◆ **AIM OF THE EXERCISE**
Please write the listing below out again exactly, leaving every picture behind.

[Saved data entries]
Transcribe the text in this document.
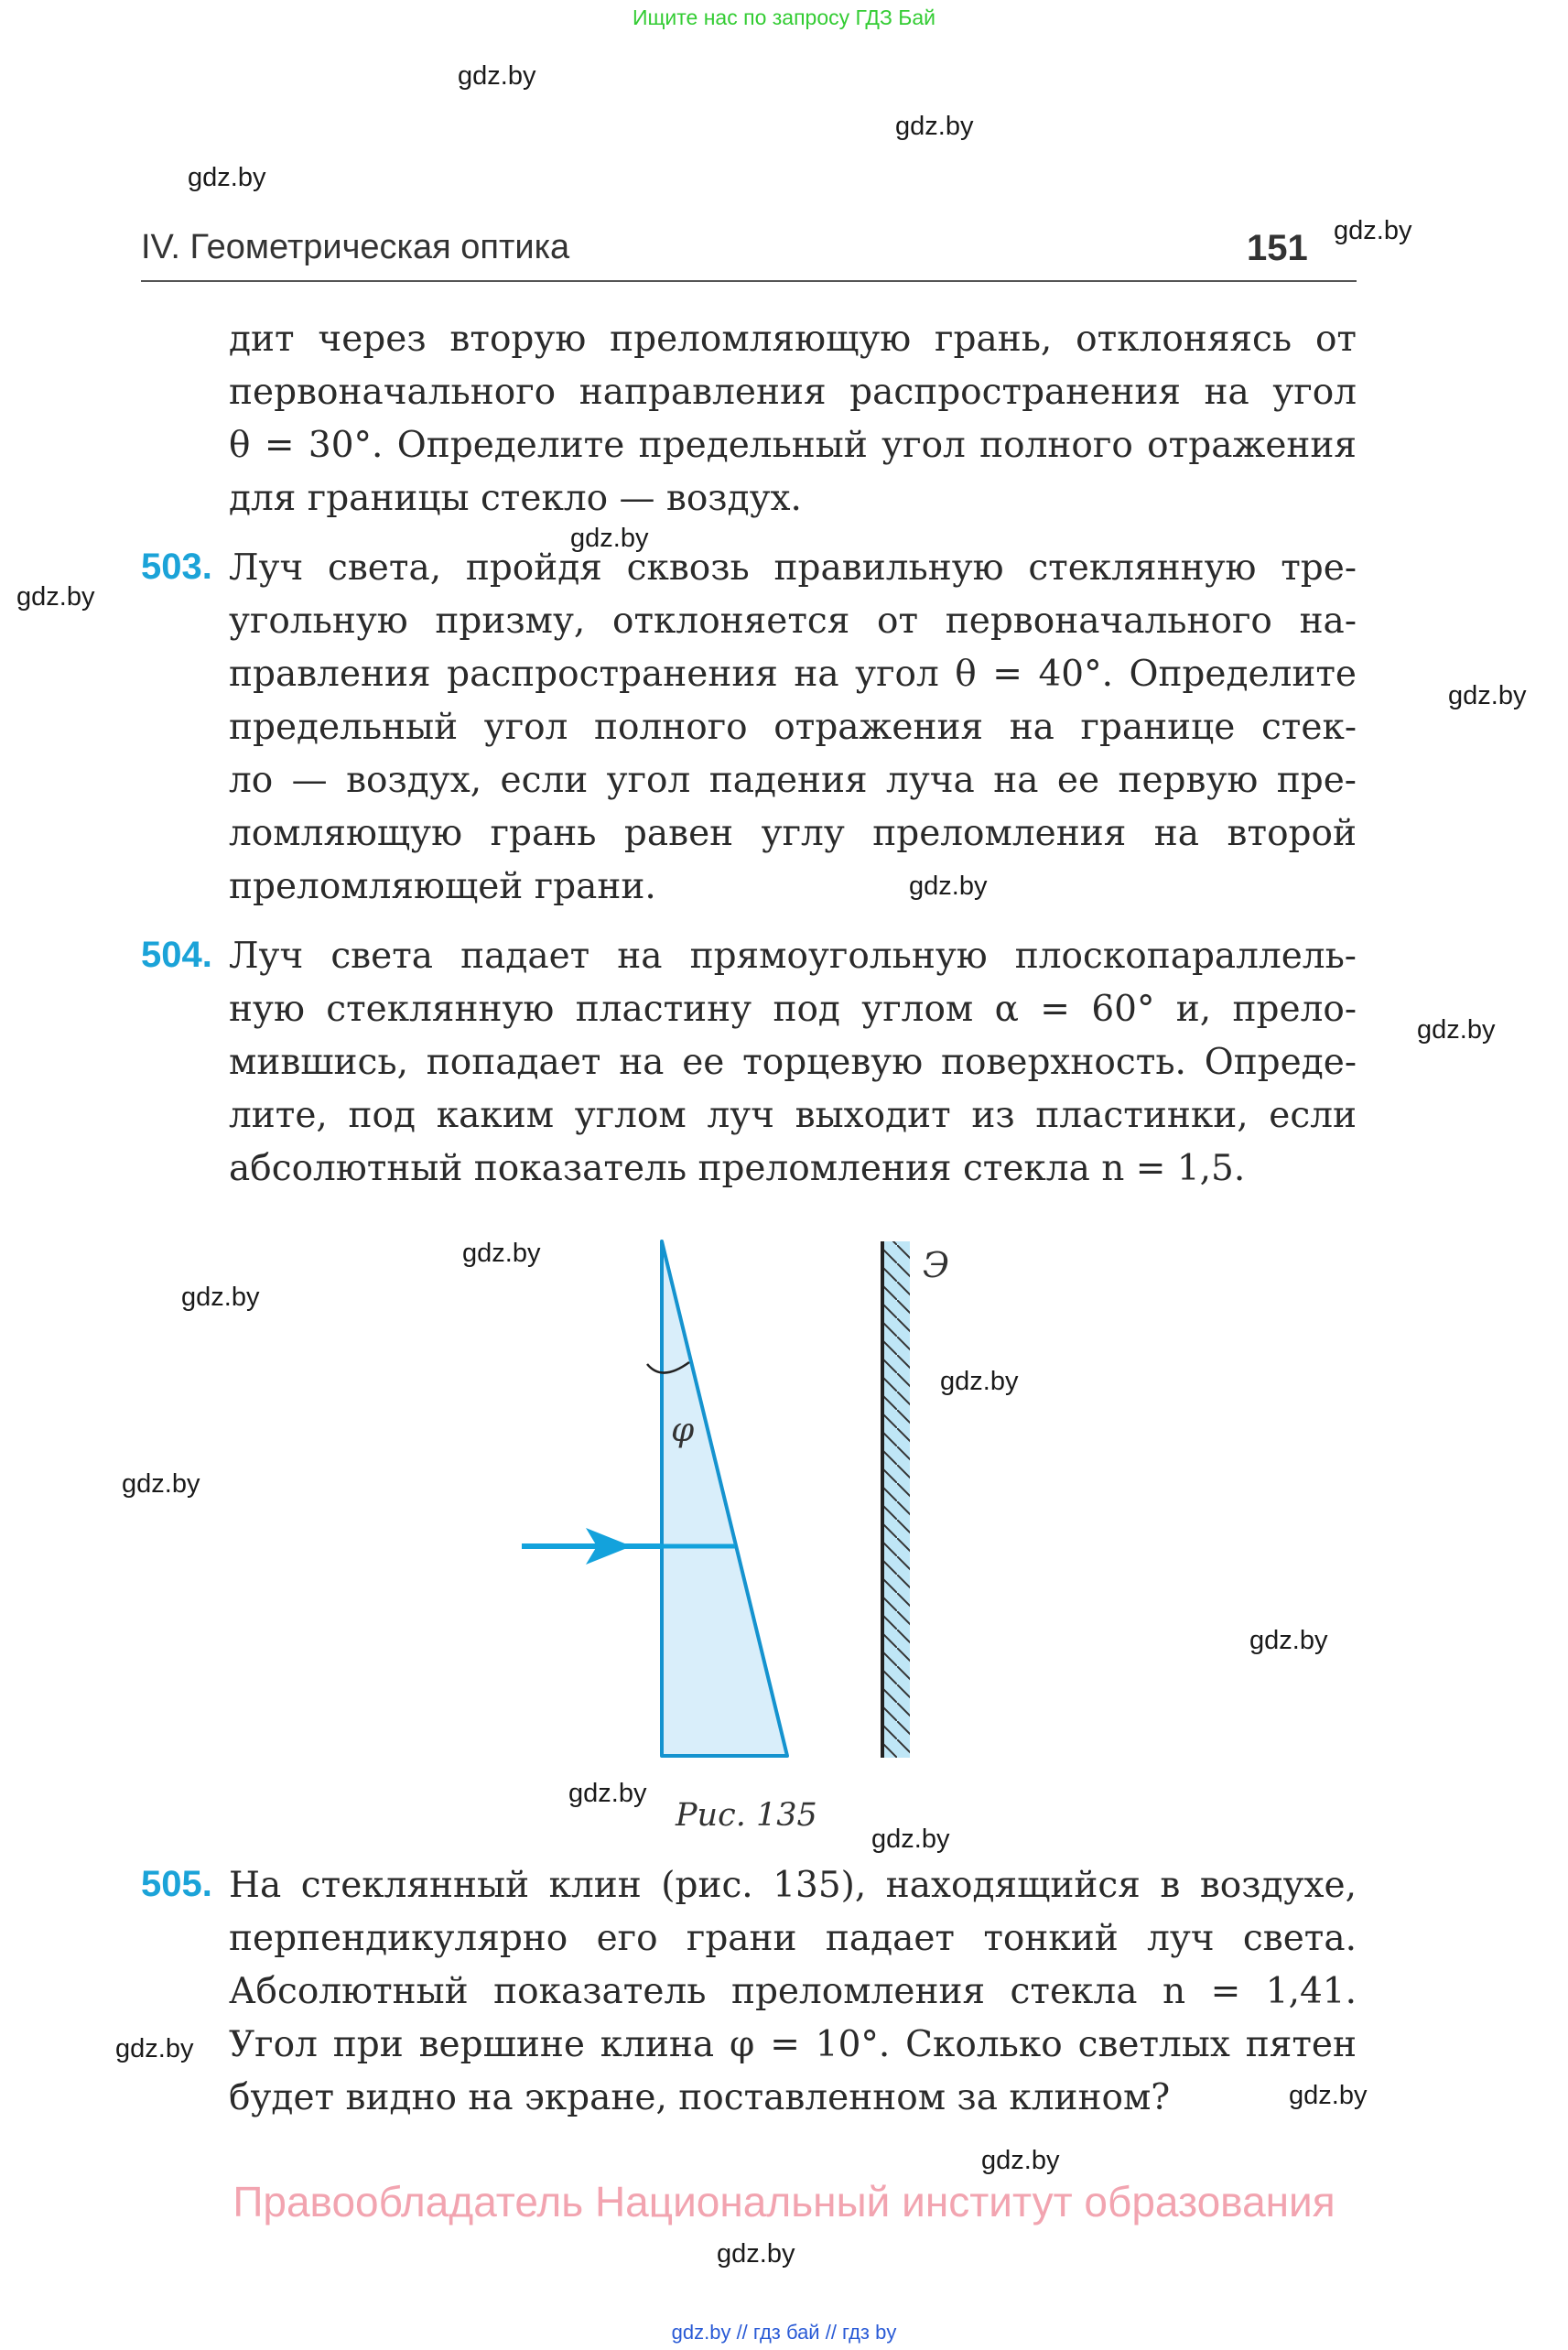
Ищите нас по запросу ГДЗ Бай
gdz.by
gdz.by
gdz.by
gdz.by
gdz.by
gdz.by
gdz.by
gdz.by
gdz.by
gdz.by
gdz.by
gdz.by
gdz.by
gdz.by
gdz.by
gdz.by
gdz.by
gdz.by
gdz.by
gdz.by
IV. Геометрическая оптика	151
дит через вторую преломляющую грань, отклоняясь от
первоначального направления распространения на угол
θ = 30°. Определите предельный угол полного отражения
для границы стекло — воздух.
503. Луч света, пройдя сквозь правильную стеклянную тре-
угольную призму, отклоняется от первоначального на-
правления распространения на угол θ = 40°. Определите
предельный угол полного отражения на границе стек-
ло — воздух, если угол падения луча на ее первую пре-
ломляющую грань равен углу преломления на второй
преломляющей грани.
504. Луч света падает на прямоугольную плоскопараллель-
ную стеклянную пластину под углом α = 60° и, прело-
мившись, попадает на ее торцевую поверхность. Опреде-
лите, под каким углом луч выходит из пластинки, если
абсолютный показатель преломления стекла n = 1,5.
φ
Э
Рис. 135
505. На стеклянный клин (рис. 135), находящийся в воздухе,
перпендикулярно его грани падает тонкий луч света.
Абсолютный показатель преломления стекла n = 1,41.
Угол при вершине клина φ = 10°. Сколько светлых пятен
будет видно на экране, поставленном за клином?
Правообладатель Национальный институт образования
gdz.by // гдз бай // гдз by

◆ **THE COMPLETED TASK**
Transcribe the text in this document.
Ищите нас по запросу ГДЗ Бай
gdz.by
gdz.by
gdz.by
gdz.by
gdz.by
gdz.by
gdz.by
gdz.by
gdz.by
gdz.by
gdz.by
gdz.by
gdz.by
gdz.by
gdz.by
gdz.by
gdz.by
gdz.by
gdz.by
gdz.by
IV. Геометрическая оптика	151
дит через вторую преломляющую грань, отклоняясь от
первоначального направления распространения на угол
θ = 30°. Определите предельный угол полного отражения
для границы стекло — воздух.
503. Луч света, пройдя сквозь правильную стеклянную тре-
угольную призму, отклоняется от первоначального на-
правления распространения на угол θ = 40°. Определите
предельный угол полного отражения на границе стек-
ло — воздух, если угол падения луча на ее первую пре-
ломляющую грань равен углу преломления на второй
преломляющей грани.
504. Луч света падает на прямоугольную плоскопараллель-
ную стеклянную пластину под углом α = 60° и, прело-
мившись, попадает на ее торцевую поверхность. Опреде-
лите, под каким углом луч выходит из пластинки, если
абсолютный показатель преломления стекла n = 1,5.
φ
Э
Рис. 135
505. На стеклянный клин (рис. 135), находящийся в воздухе,
перпендикулярно его грани падает тонкий луч света.
Абсолютный показатель преломления стекла n = 1,41.
Угол при вершине клина φ = 10°. Сколько светлых пятен
будет видно на экране, поставленном за клином?
Правообладатель Национальный институт образования
gdz.by // гдз бай // гдз by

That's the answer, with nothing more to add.